=== Begin Enclosure ===
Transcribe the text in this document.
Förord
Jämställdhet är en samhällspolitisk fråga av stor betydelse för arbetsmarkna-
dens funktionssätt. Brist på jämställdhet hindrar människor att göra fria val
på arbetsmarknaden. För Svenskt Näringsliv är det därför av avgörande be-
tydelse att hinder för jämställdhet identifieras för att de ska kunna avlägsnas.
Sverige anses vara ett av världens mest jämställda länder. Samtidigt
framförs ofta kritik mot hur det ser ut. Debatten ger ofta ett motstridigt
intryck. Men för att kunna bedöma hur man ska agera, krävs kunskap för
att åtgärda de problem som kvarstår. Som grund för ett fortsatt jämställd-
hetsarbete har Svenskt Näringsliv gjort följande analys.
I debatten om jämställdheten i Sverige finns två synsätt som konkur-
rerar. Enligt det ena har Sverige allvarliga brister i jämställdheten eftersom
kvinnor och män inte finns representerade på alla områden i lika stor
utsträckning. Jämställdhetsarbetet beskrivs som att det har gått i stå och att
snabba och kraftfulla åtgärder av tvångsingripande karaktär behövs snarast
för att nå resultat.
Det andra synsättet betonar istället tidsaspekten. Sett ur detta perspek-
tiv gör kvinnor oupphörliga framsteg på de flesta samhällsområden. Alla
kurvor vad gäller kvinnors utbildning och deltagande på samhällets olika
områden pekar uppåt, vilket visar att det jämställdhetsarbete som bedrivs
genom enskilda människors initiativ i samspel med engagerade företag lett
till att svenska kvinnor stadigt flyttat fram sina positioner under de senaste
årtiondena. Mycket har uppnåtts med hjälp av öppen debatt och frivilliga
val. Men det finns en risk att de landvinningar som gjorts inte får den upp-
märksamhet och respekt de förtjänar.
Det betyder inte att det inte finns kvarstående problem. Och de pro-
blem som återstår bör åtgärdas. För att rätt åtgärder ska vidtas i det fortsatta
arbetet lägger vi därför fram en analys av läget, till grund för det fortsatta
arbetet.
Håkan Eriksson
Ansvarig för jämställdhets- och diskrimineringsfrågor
=== End Enclosure ===
=== What is needed ===
Search the entries for the word "problem", then gather every line that has it.

=== Response for this exercise ===
att åtgärda de problem som kvarstår. Som grund för ett fortsatt jämställd-
Det betyder inte att det inte finns kvarstående problem. Och de pro-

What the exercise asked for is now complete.